#### YOUR OBJECTIVE:
Word for word, transcribe the lines below and drop the pictures.

#### THE INPUT:

▼

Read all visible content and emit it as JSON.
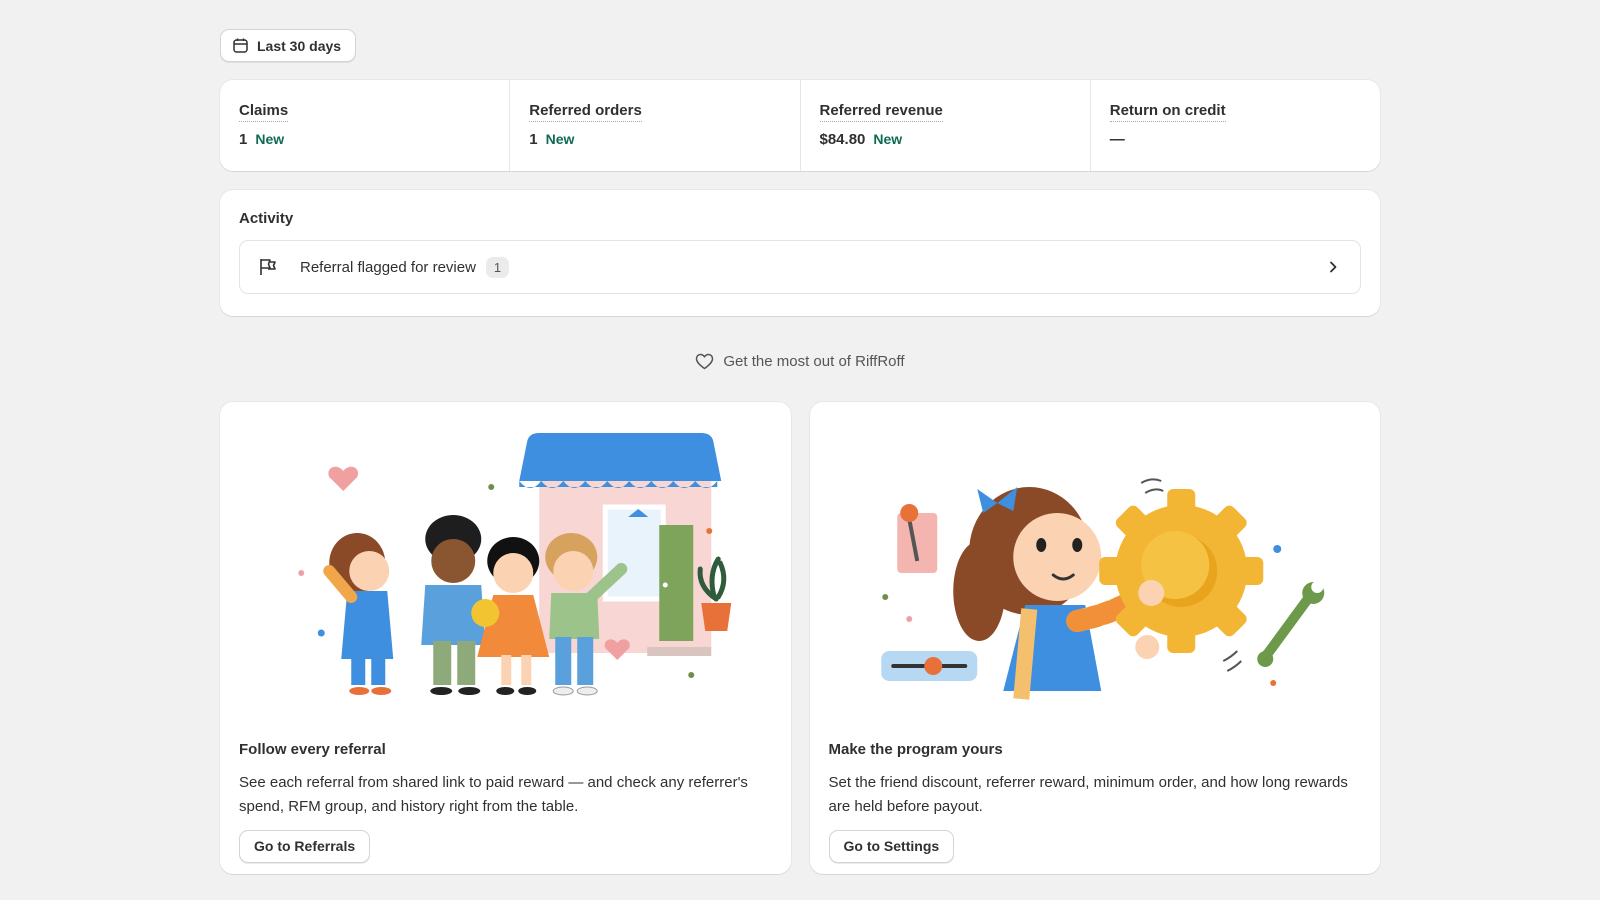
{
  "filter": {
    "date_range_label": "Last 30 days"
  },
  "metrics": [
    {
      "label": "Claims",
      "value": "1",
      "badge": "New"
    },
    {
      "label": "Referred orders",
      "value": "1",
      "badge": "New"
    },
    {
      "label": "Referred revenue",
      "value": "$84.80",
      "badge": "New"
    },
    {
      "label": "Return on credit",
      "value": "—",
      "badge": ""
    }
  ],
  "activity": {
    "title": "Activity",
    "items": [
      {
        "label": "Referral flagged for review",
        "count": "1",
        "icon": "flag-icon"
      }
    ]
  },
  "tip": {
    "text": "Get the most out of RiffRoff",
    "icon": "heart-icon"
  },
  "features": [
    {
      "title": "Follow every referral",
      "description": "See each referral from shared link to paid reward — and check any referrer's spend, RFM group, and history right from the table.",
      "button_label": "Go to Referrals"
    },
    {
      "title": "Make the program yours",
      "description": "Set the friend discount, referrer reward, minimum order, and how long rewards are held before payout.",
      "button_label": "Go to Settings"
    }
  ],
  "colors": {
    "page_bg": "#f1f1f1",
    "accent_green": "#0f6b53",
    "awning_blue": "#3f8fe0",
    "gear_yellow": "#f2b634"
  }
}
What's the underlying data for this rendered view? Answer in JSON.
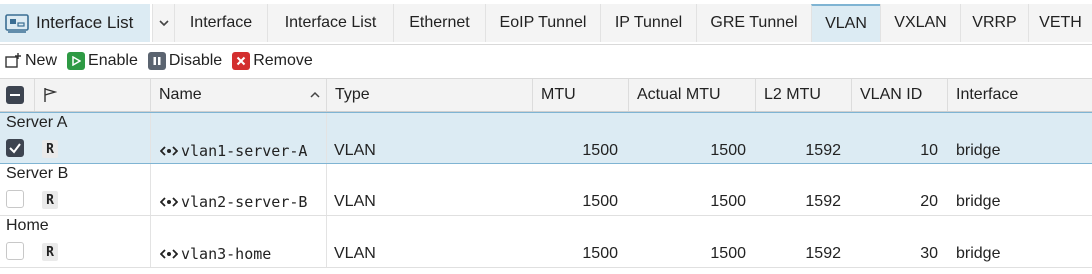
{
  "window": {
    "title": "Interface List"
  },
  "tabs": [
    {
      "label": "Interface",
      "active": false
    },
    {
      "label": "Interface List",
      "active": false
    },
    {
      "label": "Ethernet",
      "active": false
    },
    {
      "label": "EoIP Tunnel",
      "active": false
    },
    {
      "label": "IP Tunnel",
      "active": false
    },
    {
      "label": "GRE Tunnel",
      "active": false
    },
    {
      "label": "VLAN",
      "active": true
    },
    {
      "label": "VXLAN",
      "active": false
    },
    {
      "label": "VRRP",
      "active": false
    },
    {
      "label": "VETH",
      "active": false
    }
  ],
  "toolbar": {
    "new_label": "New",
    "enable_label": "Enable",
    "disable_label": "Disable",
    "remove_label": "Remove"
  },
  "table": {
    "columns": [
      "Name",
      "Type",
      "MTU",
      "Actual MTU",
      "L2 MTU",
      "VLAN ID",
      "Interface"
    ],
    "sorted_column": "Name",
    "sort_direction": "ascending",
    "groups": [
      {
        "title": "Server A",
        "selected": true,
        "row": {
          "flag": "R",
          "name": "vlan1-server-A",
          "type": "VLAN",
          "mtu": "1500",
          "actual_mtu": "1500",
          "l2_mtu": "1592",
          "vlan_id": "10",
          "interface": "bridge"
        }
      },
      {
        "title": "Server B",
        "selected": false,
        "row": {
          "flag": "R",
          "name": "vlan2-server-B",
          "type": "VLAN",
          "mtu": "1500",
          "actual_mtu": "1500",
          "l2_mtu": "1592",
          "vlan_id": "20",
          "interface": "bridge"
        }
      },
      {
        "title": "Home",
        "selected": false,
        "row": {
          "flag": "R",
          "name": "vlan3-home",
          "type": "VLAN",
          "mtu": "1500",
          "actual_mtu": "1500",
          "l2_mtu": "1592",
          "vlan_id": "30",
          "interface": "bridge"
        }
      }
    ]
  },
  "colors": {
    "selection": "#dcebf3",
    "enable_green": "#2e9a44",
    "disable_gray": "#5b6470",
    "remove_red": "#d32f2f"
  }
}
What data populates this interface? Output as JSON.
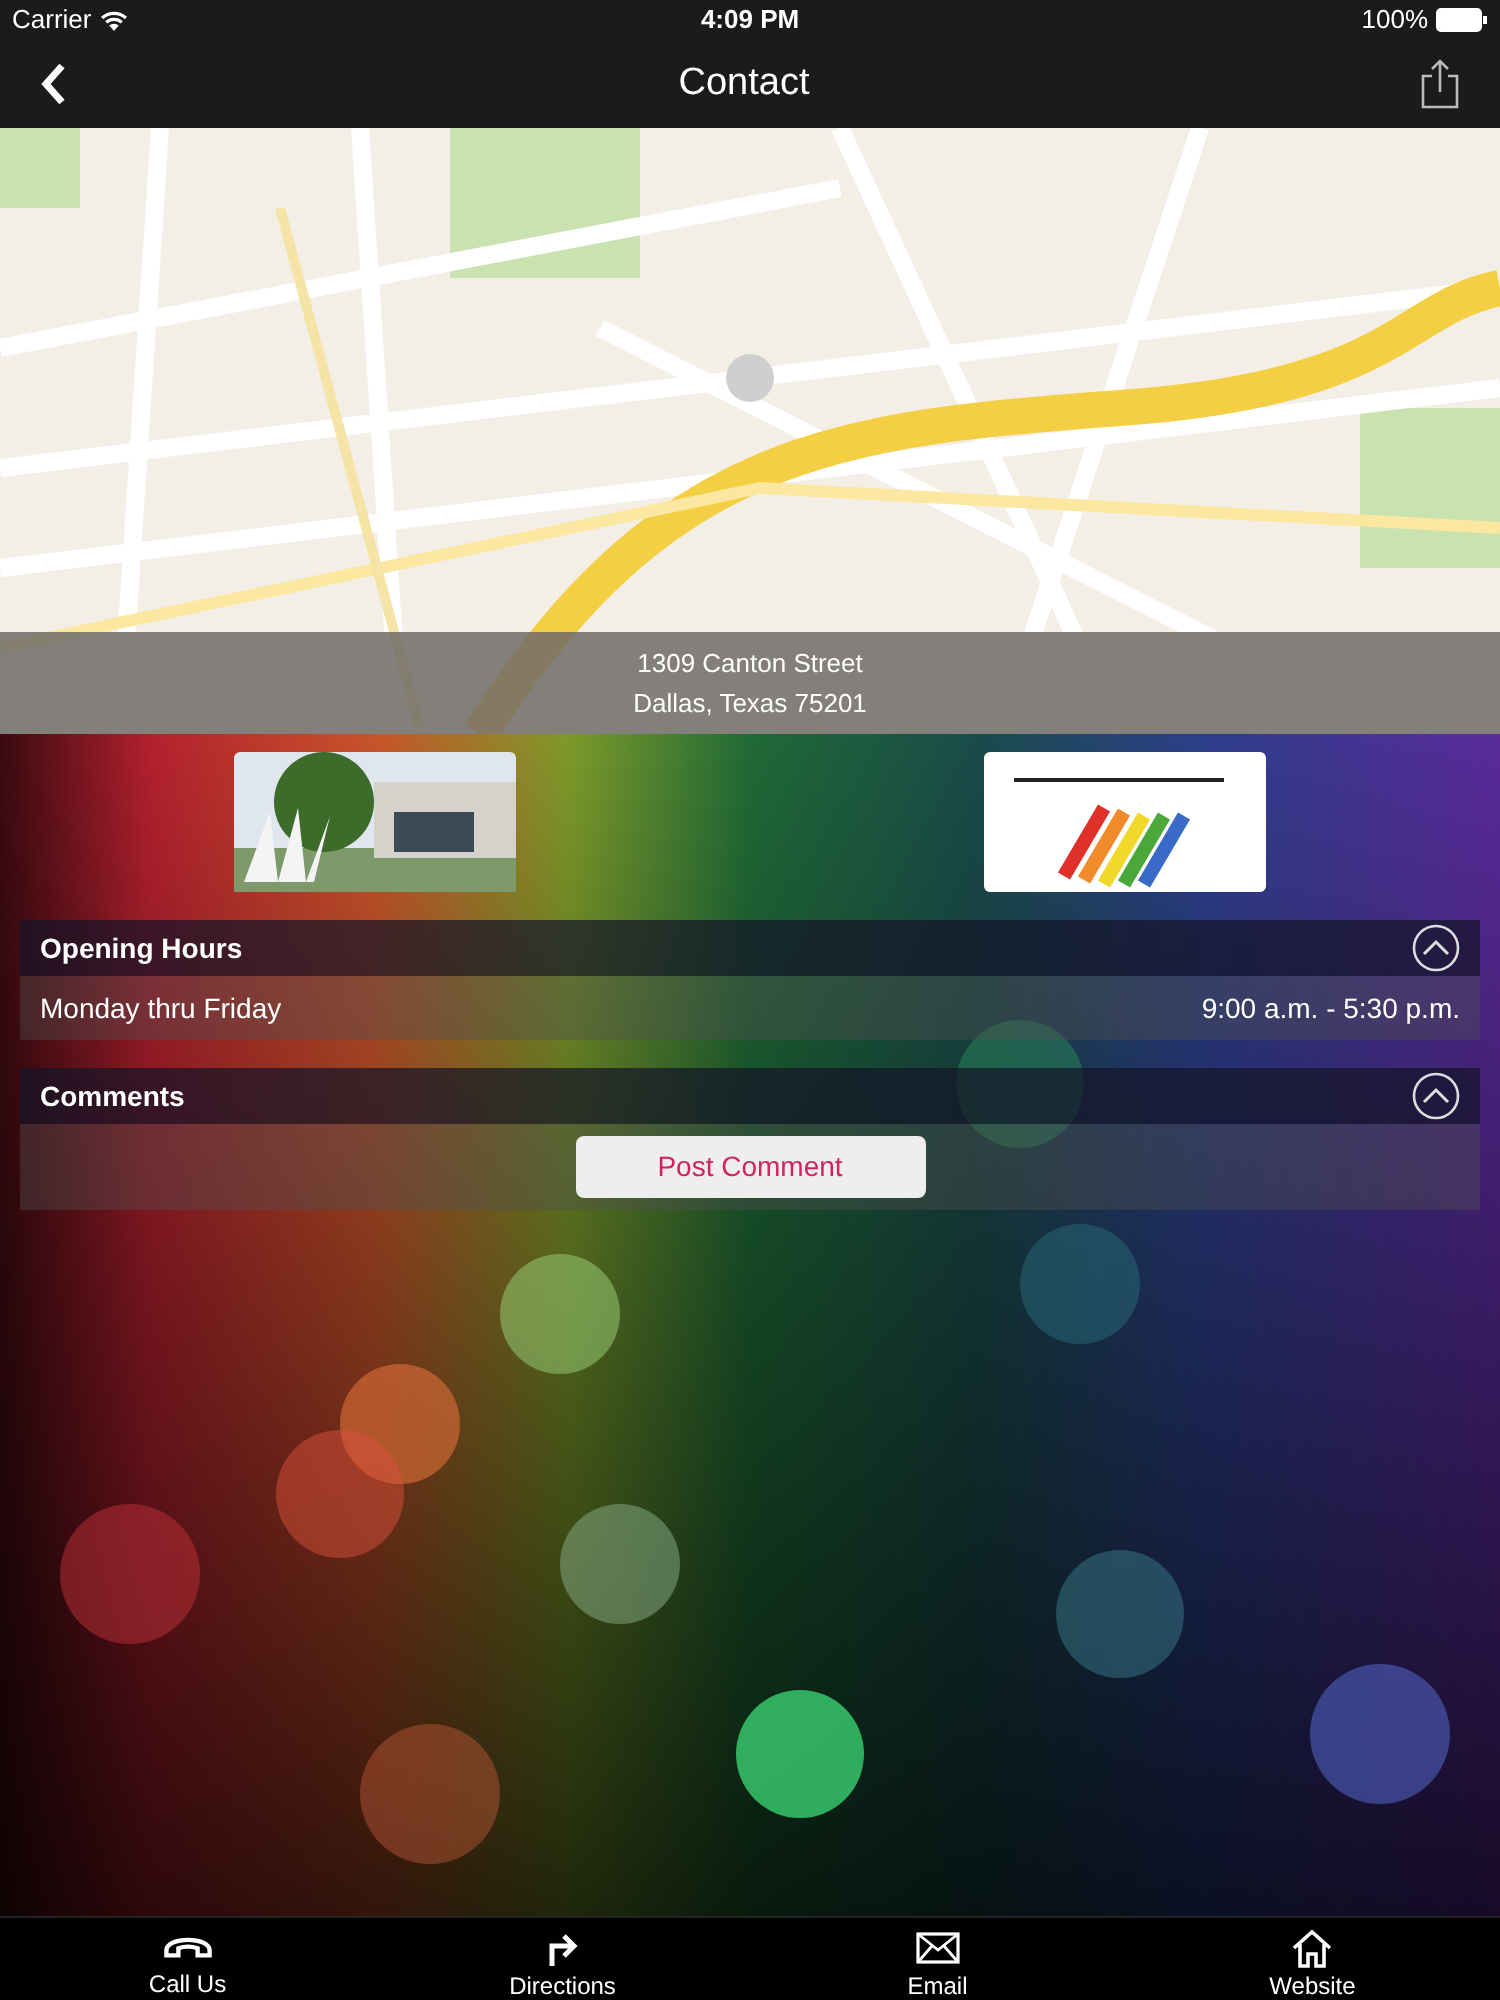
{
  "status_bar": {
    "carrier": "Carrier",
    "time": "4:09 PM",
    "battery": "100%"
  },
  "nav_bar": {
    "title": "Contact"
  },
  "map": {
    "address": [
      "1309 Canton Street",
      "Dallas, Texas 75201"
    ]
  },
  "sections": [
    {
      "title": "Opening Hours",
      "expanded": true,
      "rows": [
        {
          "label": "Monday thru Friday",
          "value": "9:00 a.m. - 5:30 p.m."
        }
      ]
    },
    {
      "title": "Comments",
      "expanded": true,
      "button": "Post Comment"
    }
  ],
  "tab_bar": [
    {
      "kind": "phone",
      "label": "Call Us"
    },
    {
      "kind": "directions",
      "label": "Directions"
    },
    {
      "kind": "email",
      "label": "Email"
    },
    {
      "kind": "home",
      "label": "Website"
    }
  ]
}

▲

#### ANSWER TO THIS TASK:
Read all visible content and emit it as JSON.
{
  "filter": {
    "date_range_label": "Last 30 days"
  },
  "metrics": [
    {
      "label": "Claims",
      "value": "1",
      "badge": "New"
    },
    {
      "label": "Referred orders",
      "value": "1",
      "badge": "New"
    },
    {
      "label": "Referred revenue",
      "value": "$84.80",
      "badge": "New"
    },
    {
      "label": "Return on credit",
      "value": "—",
      "badge": ""
    }
  ],
  "activity": {
    "title": "Activity",
    "items": [
      {
        "label": "Referral flagged for review",
        "count": "1",
        "icon": "flag-icon"
      }
    ]
  },
  "tip": {
    "text": "Get the most out of RiffRoff",
    "icon": "heart-icon"
  },
  "features": [
    {
      "title": "Follow every referral",
      "description": "See each referral from shared link to paid reward — and check any referrer's spend, RFM group, and history right from the table.",
      "button_label": "Go to Referrals"
    },
    {
      "title": "Make the program yours",
      "description": "Set the friend discount, referrer reward, minimum order, and how long rewards are held before payout.",
      "button_label": "Go to Settings"
    }
  ],
  "colors": {
    "page_bg": "#f1f1f1",
    "accent_green": "#0f6b53",
    "awning_blue": "#3f8fe0",
    "gear_yellow": "#f2b634"
  }
}
What's the underlying data for this rendered view? Answer in JSON.
{
  "window": {
    "title": "Interface List"
  },
  "tabs": [
    {
      "label": "Interface",
      "active": false
    },
    {
      "label": "Interface List",
      "active": false
    },
    {
      "label": "Ethernet",
      "active": false
    },
    {
      "label": "EoIP Tunnel",
      "active": false
    },
    {
      "label": "IP Tunnel",
      "active": false
    },
    {
      "label": "GRE Tunnel",
      "active": false
    },
    {
      "label": "VLAN",
      "active": true
    },
    {
      "label": "VXLAN",
      "active": false
    },
    {
      "label": "VRRP",
      "active": false
    },
    {
      "label": "VETH",
      "active": false
    }
  ],
  "toolbar": {
    "new_label": "New",
    "enable_label": "Enable",
    "disable_label": "Disable",
    "remove_label": "Remove"
  },
  "table": {
    "columns": [
      "Name",
      "Type",
      "MTU",
      "Actual MTU",
      "L2 MTU",
      "VLAN ID",
      "Interface"
    ],
    "sorted_column": "Name",
    "sort_direction": "ascending",
    "groups": [
      {
        "title": "Server A",
        "selected": true,
        "row": {
          "flag": "R",
          "name": "vlan1-server-A",
          "type": "VLAN",
          "mtu": "1500",
          "actual_mtu": "1500",
          "l2_mtu": "1592",
          "vlan_id": "10",
          "interface": "bridge"
        }
      },
      {
        "title": "Server B",
        "selected": false,
        "row": {
          "flag": "R",
          "name": "vlan2-server-B",
          "type": "VLAN",
          "mtu": "1500",
          "actual_mtu": "1500",
          "l2_mtu": "1592",
          "vlan_id": "20",
          "interface": "bridge"
        }
      },
      {
        "title": "Home",
        "selected": false,
        "row": {
          "flag": "R",
          "name": "vlan3-home",
          "type": "VLAN",
          "mtu": "1500",
          "actual_mtu": "1500",
          "l2_mtu": "1592",
          "vlan_id": "30",
          "interface": "bridge"
        }
      }
    ]
  },
  "colors": {
    "selection": "#dcebf3",
    "enable_green": "#2e9a44",
    "disable_gray": "#5b6470",
    "remove_red": "#d32f2f"
  }
}
What data populates this interface? Output as JSON.
{
  "status_bar": {
    "carrier": "Carrier",
    "time": "4:09 PM",
    "battery": "100%"
  },
  "nav_bar": {
    "title": "Contact"
  },
  "map": {
    "address": [
      "1309 Canton Street",
      "Dallas, Texas 75201"
    ]
  },
  "sections": [
    {
      "title": "Opening Hours",
      "expanded": true,
      "rows": [
        {
          "label": "Monday thru Friday",
          "value": "9:00 a.m. - 5:30 p.m."
        }
      ]
    },
    {
      "title": "Comments",
      "expanded": true,
      "button": "Post Comment"
    }
  ],
  "tab_bar": [
    {
      "kind": "phone",
      "label": "Call Us"
    },
    {
      "kind": "directions",
      "label": "Directions"
    },
    {
      "kind": "email",
      "label": "Email"
    },
    {
      "kind": "home",
      "label": "Website"
    }
  ]
}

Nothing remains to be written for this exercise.